[Data items]
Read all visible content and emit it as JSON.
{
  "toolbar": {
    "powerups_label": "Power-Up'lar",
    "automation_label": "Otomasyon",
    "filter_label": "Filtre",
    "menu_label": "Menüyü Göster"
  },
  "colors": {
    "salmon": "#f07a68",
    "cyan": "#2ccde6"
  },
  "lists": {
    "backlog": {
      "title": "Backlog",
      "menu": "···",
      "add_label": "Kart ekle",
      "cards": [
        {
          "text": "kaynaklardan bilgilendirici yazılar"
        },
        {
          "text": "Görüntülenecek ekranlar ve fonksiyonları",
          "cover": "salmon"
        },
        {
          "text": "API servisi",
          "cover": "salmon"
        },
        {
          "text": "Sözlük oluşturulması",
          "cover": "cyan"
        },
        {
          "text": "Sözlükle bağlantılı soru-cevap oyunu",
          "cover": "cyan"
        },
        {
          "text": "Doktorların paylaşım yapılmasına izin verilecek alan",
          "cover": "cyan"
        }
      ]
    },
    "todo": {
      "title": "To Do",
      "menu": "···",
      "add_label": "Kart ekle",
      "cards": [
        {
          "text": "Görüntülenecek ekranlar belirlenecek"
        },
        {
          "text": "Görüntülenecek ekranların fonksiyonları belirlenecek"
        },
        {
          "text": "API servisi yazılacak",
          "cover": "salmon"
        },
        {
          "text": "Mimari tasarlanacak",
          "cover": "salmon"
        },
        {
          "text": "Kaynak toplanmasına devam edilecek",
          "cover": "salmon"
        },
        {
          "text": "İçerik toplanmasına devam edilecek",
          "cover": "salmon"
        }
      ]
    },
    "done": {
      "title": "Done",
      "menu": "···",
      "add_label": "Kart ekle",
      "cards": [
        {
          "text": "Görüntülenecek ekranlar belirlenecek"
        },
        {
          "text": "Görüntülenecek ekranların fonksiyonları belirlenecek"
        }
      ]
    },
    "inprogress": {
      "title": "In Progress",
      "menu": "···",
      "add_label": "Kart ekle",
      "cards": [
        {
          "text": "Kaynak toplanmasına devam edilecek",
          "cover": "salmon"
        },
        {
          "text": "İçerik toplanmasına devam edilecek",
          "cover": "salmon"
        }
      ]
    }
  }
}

Work to do — Retype the listing. Match it exactly.

Answer below —
Read all visible content and emit it as JSON.
{
  "toolbar": {
    "powerups_label": "Power-Up'lar",
    "automation_label": "Otomasyon",
    "filter_label": "Filtre",
    "menu_label": "Menüyü Göster"
  },
  "colors": {
    "salmon": "#f07a68",
    "cyan": "#2ccde6"
  },
  "lists": {
    "backlog": {
      "title": "Backlog",
      "menu": "···",
      "add_label": "Kart ekle",
      "cards": [
        {
          "text": "kaynaklardan bilgilendirici yazılar"
        },
        {
          "text": "Görüntülenecek ekranlar ve fonksiyonları",
          "cover": "salmon"
        },
        {
          "text": "API servisi",
          "cover": "salmon"
        },
        {
          "text": "Sözlük oluşturulması",
          "cover": "cyan"
        },
        {
          "text": "Sözlükle bağlantılı soru-cevap oyunu",
          "cover": "cyan"
        },
        {
          "text": "Doktorların paylaşım yapılmasına izin verilecek alan",
          "cover": "cyan"
        }
      ]
    },
    "todo": {
      "title": "To Do",
      "menu": "···",
      "add_label": "Kart ekle",
      "cards": [
        {
          "text": "Görüntülenecek ekranlar belirlenecek"
        },
        {
          "text": "Görüntülenecek ekranların fonksiyonları belirlenecek"
        },
        {
          "text": "API servisi yazılacak",
          "cover": "salmon"
        },
        {
          "text": "Mimari tasarlanacak",
          "cover": "salmon"
        },
        {
          "text": "Kaynak toplanmasına devam edilecek",
          "cover": "salmon"
        },
        {
          "text": "İçerik toplanmasına devam edilecek",
          "cover": "salmon"
        }
      ]
    },
    "done": {
      "title": "Done",
      "menu": "···",
      "add_label": "Kart ekle",
      "cards": [
        {
          "text": "Görüntülenecek ekranlar belirlenecek"
        },
        {
          "text": "Görüntülenecek ekranların fonksiyonları belirlenecek"
        }
      ]
    },
    "inprogress": {
      "title": "In Progress",
      "menu": "···",
      "add_label": "Kart ekle",
      "cards": [
        {
          "text": "Kaynak toplanmasına devam edilecek",
          "cover": "salmon"
        },
        {
          "text": "İçerik toplanmasına devam edilecek",
          "cover": "salmon"
        }
      ]
    }
  }
}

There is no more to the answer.